WRITTEN EXERCISE
Filter the data for lines with the word "مدفوع", then copy every line so identified.

EXERCISE DATA
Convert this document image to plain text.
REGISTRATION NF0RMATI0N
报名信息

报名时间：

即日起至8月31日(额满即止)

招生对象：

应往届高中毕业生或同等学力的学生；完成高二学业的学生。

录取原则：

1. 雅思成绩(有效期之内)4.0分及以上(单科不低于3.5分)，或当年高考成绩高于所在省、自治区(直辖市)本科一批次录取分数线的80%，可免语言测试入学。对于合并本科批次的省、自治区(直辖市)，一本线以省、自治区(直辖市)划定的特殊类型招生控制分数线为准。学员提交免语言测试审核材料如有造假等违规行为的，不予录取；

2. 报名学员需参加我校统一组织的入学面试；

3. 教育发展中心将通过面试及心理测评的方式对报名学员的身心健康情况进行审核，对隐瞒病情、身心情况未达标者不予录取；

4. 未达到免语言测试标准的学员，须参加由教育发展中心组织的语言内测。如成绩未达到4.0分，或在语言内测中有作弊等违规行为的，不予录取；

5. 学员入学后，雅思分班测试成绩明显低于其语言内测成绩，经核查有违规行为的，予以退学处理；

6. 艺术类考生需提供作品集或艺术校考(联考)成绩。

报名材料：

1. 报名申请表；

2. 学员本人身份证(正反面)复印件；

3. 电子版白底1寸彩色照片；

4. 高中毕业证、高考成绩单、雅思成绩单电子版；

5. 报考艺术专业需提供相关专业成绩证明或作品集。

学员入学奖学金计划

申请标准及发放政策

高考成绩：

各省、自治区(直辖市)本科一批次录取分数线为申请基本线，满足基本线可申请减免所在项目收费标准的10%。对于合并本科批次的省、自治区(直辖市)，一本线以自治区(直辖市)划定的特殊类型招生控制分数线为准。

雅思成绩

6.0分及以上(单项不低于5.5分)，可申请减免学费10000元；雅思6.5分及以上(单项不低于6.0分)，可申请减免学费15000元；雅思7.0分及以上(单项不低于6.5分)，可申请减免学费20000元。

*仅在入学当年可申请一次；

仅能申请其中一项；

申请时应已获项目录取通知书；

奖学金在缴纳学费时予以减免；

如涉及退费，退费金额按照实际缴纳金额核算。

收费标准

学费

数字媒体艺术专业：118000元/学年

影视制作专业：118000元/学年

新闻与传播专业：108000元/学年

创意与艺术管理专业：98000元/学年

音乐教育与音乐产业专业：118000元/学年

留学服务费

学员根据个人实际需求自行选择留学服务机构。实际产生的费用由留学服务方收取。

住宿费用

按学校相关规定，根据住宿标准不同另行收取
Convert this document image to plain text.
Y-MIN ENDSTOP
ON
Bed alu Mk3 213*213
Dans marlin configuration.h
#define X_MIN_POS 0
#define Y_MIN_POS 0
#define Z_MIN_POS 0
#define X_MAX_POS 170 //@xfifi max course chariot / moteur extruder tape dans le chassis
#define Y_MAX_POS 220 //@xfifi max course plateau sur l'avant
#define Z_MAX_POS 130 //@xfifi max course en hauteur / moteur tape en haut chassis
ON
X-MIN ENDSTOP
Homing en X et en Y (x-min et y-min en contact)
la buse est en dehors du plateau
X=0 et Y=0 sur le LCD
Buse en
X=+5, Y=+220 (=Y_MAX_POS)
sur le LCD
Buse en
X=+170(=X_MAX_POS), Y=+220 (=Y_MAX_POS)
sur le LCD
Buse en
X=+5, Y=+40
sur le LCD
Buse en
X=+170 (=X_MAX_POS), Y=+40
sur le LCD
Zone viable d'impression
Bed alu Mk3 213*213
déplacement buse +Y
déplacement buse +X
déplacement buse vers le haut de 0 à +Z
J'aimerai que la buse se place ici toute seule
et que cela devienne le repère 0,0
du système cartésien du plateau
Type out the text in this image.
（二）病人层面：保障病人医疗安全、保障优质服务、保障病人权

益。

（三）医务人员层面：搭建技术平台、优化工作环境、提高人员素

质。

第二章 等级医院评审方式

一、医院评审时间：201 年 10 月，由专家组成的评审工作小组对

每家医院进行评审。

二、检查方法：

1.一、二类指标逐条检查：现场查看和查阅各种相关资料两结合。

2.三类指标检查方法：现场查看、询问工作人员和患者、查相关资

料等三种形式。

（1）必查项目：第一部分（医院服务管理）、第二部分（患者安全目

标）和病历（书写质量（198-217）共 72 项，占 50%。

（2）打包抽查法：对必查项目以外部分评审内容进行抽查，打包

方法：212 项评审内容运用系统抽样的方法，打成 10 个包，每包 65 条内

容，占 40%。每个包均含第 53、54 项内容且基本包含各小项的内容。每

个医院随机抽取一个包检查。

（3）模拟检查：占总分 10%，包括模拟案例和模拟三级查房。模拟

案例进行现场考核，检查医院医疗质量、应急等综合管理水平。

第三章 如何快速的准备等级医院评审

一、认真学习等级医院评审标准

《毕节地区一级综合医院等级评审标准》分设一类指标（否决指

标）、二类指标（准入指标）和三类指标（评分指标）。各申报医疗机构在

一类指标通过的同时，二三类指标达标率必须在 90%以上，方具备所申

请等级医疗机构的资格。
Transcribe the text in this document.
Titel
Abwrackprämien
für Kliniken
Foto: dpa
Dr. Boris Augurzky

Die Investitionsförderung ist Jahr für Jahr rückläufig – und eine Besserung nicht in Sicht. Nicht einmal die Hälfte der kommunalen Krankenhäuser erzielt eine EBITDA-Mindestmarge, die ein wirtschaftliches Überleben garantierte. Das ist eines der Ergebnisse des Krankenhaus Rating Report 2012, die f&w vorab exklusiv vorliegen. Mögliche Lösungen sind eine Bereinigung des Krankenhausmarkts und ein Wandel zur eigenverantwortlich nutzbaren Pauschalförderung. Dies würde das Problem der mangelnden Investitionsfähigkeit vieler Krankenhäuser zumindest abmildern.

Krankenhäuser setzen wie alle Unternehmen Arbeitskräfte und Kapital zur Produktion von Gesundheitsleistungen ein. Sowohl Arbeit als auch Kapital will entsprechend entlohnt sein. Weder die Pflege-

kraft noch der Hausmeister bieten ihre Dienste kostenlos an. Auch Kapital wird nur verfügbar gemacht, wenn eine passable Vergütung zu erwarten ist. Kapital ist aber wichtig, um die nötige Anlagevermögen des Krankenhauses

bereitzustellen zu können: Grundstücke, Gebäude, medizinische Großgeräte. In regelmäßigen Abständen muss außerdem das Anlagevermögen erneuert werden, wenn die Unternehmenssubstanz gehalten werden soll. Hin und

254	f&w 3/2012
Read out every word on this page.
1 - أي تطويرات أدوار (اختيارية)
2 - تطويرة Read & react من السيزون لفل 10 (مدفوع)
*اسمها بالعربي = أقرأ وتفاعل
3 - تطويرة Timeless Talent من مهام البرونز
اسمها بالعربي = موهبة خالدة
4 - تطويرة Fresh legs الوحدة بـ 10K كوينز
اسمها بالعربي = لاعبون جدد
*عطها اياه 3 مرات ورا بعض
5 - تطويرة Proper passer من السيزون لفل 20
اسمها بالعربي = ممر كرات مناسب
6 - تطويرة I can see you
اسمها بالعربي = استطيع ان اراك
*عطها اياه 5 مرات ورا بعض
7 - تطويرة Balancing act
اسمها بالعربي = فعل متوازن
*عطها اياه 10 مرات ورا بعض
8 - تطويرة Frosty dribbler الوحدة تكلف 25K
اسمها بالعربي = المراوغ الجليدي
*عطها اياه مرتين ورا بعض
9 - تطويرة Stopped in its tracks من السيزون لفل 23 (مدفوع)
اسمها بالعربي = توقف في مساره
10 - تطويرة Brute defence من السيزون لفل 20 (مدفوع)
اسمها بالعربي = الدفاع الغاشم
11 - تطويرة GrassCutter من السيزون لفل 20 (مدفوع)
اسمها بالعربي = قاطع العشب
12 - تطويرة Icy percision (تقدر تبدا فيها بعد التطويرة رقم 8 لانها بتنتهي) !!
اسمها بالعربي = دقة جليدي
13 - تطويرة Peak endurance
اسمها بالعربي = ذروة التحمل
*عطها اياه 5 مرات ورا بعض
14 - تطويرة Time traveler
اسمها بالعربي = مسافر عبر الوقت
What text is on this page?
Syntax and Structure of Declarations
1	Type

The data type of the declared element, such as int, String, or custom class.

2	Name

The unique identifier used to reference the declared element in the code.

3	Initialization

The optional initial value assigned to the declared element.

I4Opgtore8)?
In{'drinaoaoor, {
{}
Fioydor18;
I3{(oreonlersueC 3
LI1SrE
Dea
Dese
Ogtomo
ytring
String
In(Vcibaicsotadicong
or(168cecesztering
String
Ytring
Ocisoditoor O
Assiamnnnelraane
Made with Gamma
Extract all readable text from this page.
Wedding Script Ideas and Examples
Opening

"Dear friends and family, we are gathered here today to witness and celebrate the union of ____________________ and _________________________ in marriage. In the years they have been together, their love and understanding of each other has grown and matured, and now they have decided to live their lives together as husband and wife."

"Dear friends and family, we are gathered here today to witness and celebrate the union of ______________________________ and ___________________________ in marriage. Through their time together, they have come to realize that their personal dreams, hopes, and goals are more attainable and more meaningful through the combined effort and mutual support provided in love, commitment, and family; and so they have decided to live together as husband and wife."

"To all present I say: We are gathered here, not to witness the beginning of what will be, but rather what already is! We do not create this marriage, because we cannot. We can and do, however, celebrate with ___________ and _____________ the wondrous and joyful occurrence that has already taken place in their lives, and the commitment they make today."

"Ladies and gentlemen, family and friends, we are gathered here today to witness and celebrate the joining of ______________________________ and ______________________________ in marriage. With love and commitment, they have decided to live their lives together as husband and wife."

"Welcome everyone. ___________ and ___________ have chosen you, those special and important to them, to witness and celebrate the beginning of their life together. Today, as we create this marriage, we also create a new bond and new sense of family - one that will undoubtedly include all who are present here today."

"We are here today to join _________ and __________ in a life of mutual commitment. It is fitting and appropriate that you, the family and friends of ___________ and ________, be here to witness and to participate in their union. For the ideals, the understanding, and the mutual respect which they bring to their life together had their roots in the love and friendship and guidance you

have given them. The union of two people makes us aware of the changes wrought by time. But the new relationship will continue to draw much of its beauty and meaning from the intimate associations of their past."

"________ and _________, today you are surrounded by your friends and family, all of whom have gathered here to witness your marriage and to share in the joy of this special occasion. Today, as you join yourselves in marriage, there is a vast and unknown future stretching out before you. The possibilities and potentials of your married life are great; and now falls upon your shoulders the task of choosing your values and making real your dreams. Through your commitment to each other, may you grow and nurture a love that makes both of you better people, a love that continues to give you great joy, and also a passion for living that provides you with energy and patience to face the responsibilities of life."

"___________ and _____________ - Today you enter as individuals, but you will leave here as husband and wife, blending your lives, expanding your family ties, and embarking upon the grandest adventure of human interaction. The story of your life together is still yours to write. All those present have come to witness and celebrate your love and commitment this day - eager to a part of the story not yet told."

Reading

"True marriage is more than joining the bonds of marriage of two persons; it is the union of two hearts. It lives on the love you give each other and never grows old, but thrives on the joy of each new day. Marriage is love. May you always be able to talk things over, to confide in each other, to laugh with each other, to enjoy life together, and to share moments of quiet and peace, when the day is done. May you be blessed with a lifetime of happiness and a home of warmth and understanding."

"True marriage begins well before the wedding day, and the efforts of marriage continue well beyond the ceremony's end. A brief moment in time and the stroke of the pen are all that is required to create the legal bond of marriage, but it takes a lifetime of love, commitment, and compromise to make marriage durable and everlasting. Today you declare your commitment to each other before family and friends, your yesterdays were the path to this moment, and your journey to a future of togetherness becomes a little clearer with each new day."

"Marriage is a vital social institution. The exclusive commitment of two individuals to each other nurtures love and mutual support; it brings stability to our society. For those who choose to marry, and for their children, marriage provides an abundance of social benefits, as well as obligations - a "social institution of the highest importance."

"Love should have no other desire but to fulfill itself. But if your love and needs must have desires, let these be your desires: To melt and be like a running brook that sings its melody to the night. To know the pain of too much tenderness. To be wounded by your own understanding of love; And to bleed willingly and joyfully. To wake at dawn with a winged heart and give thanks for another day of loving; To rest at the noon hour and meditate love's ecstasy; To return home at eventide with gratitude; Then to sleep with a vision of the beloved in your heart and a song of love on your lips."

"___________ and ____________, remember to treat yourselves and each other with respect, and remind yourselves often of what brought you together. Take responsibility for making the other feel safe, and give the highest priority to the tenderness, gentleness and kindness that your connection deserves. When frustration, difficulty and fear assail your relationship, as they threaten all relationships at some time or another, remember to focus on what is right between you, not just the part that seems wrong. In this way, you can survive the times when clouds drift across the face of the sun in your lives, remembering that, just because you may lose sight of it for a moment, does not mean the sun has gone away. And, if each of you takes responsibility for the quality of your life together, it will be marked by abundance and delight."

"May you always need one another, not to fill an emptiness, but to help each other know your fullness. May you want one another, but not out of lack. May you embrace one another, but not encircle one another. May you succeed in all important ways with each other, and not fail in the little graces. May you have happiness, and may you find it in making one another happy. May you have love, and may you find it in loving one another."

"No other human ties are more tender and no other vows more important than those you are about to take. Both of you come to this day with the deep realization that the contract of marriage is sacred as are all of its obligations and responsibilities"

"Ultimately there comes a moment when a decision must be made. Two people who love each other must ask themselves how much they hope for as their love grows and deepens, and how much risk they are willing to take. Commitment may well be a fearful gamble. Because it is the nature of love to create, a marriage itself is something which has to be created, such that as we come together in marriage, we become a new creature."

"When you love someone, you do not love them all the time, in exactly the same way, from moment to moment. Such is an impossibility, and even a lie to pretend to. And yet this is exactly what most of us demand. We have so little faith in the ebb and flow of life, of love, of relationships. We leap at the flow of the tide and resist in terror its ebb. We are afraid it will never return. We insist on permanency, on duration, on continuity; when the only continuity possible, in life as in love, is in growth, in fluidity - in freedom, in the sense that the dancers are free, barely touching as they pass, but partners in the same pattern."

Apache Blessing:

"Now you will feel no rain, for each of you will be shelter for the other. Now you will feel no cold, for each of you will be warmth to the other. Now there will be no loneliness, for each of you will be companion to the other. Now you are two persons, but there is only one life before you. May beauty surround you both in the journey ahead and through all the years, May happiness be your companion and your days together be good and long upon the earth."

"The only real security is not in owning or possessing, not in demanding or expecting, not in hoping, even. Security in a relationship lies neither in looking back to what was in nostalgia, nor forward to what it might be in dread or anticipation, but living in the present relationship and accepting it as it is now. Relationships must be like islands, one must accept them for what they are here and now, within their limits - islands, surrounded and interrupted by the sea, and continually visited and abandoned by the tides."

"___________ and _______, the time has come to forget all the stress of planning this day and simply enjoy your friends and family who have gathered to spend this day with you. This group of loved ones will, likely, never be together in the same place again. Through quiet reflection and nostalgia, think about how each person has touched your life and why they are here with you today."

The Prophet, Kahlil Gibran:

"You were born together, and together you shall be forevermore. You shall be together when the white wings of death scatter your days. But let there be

RESULT OF THIS EXERCISE
2 - تطويرة Read & react من السيزون لفل 10 (مدفوع)
9 - تطويرة Stopped in its tracks من السيزون لفل 23 (مدفوع)
10 - تطويرة Brute defence من السيزون لفل 20 (مدفوع)
11 - تطويرة GrassCutter من السيزون لفل 20 (مدفوع)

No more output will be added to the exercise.